[Written exercise]:
Of all the lines in this data, how many include "szczególności"? Respond with the number only.

-*-

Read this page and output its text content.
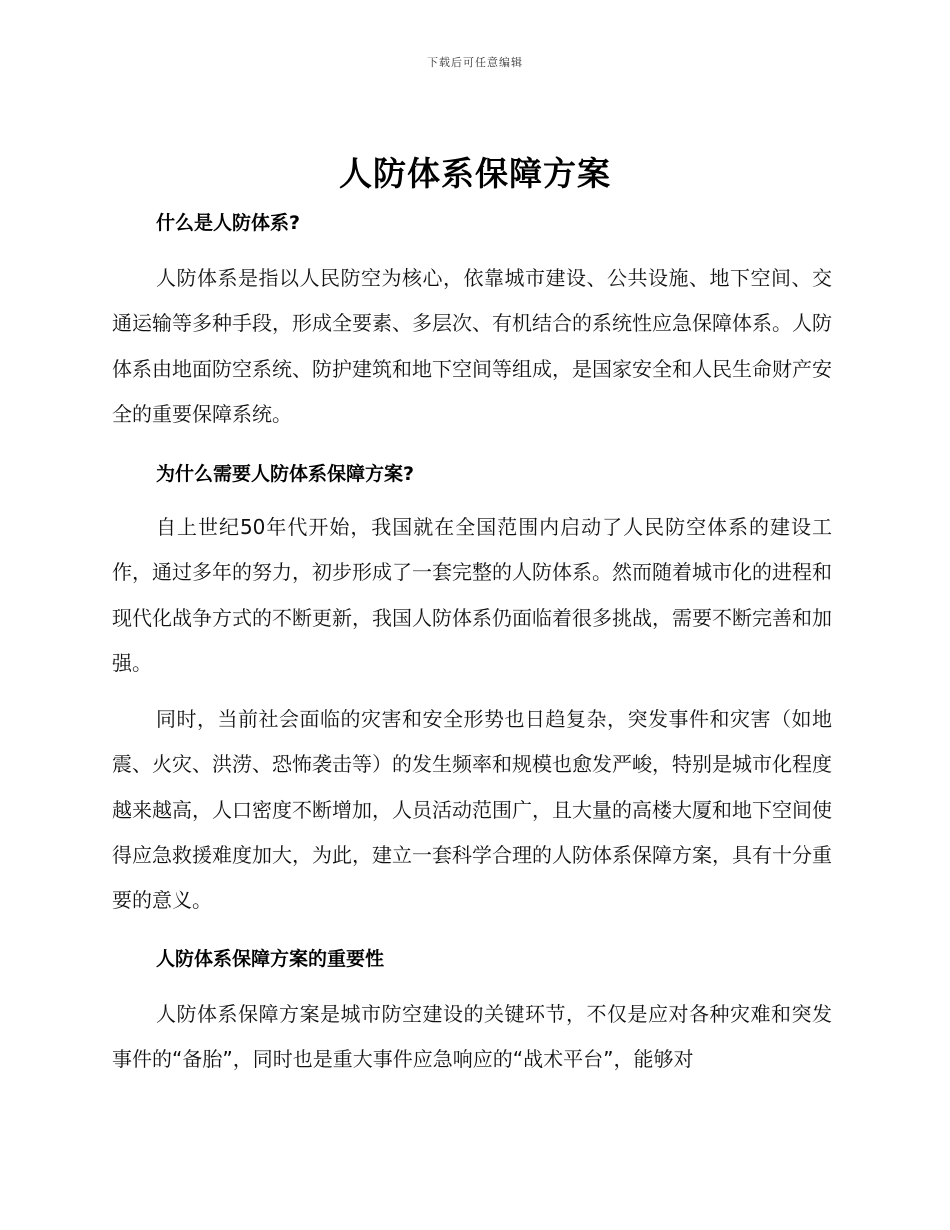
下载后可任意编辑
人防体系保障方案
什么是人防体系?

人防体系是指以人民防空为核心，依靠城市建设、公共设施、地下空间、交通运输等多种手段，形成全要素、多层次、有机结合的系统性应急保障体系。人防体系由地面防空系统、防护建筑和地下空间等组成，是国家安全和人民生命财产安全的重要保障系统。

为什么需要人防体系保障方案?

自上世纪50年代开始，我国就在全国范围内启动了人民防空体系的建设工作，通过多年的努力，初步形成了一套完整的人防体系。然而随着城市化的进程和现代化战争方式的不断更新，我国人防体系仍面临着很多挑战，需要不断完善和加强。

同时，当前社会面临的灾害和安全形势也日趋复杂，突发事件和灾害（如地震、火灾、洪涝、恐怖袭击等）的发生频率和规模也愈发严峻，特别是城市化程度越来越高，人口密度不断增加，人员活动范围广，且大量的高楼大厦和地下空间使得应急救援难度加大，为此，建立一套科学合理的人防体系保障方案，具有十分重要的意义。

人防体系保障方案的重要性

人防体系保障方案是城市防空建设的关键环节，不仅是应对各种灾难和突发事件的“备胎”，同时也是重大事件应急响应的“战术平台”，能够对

-*-

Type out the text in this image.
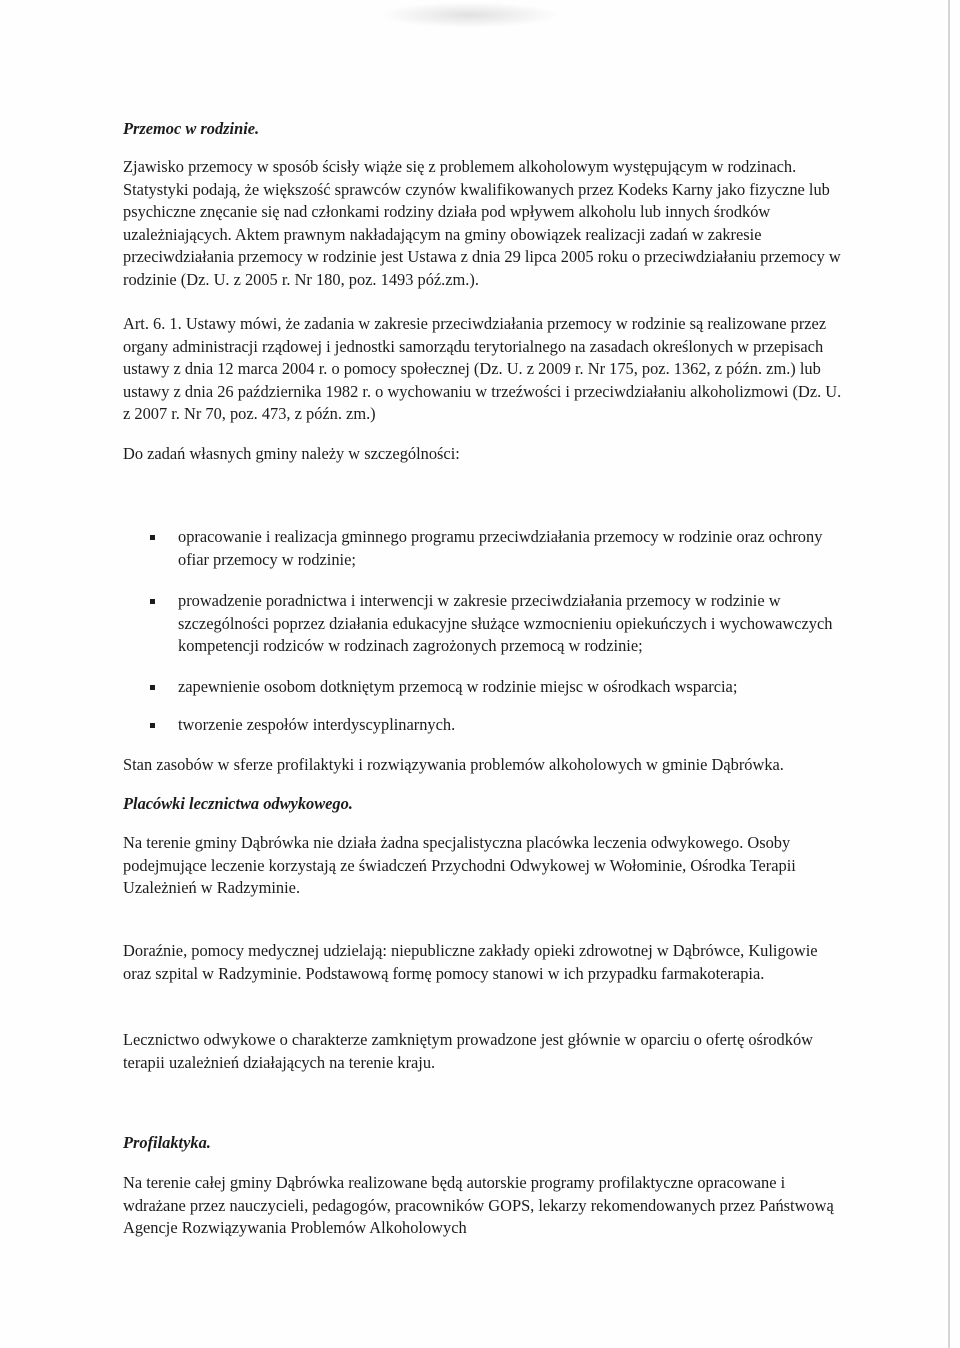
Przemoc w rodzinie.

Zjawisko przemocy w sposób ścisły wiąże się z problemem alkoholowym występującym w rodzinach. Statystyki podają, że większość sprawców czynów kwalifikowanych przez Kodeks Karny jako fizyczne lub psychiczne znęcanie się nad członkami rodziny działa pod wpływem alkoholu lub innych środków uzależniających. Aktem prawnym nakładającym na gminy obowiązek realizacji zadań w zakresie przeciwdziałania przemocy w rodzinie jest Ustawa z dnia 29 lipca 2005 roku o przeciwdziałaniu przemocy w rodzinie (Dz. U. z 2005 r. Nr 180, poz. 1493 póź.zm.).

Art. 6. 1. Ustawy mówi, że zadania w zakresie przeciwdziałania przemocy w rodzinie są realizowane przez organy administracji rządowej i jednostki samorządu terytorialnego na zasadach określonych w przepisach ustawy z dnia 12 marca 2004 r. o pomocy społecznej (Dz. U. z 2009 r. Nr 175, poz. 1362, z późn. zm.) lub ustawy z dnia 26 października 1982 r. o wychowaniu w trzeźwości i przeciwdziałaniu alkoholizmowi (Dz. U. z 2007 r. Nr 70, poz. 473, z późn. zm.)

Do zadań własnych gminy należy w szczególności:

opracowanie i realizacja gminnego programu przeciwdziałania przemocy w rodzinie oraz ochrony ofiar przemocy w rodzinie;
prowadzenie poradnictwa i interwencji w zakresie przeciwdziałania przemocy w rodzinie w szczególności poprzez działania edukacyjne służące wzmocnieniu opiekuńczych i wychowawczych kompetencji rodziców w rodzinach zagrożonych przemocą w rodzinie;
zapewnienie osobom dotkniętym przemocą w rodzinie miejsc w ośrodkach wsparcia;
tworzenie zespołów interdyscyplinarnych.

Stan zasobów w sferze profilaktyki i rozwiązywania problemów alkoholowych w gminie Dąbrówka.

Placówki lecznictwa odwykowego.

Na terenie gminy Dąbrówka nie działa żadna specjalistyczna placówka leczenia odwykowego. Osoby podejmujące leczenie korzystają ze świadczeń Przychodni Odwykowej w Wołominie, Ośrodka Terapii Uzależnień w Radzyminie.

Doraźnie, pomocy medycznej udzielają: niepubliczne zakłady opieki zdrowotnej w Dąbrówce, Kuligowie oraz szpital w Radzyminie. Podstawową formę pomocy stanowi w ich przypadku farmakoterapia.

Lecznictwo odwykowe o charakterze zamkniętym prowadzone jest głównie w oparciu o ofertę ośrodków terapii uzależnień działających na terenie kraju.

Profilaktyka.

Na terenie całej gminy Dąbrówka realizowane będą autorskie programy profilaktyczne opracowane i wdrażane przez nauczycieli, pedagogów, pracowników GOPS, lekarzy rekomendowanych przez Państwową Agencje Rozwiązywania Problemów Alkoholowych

-*-

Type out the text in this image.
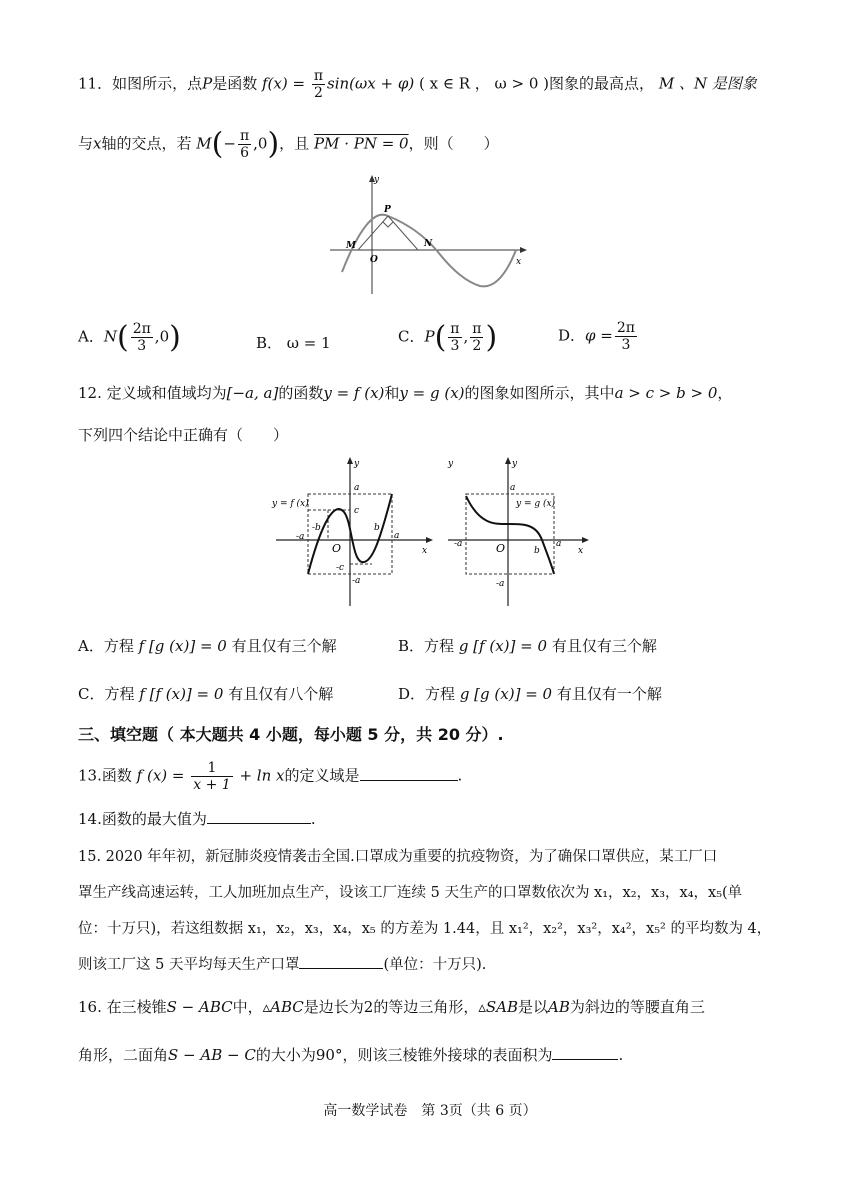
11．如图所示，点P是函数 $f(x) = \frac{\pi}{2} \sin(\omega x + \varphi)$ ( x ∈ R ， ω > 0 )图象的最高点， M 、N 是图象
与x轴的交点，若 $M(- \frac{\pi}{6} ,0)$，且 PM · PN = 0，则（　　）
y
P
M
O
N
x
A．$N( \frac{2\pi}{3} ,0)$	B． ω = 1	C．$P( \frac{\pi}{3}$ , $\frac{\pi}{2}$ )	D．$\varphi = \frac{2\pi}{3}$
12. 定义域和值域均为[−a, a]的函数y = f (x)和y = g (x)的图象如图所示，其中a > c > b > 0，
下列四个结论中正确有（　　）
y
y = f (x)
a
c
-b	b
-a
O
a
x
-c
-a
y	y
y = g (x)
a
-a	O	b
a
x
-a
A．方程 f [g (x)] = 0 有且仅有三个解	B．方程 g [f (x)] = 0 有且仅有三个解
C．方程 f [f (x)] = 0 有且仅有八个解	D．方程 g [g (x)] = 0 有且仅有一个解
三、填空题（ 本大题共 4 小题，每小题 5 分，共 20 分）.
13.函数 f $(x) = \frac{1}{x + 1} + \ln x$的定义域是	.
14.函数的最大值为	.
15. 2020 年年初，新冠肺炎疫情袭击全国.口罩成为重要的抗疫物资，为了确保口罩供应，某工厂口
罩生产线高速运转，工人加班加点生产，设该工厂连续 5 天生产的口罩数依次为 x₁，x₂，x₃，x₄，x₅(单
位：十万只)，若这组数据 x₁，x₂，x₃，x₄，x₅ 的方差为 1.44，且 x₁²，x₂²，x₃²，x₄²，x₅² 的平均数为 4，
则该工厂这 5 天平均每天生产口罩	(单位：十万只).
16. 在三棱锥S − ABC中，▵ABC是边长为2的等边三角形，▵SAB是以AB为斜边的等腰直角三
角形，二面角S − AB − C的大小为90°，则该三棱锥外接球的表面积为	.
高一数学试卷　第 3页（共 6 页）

-*-

[Result of this exercise]:
2